### Extracted material

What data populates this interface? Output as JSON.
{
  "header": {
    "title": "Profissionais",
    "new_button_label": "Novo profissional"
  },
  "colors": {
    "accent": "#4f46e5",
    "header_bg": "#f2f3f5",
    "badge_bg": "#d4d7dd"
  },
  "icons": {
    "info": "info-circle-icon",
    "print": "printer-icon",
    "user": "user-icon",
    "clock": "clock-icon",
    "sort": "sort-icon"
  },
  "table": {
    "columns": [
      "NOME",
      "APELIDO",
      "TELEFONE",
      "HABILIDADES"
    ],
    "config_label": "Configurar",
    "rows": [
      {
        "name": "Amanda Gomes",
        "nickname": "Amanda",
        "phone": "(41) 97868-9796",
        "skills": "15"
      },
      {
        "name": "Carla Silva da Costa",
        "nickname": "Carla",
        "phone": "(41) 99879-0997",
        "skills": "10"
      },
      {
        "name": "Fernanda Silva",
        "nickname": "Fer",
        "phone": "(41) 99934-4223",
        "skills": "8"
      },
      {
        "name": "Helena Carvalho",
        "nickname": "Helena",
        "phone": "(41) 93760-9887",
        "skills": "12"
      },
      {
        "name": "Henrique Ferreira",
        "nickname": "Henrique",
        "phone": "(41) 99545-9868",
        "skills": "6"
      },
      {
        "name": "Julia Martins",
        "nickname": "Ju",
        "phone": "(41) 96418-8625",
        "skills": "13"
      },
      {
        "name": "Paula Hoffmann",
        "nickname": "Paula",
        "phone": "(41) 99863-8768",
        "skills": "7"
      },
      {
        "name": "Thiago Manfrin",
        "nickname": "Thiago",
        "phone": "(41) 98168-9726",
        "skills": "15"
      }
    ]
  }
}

### Short exercise
List every line from the entries above in which "Thiago" appears.

### Solved problem
        "name": "Thiago Manfrin",
        "nickname": "Thiago",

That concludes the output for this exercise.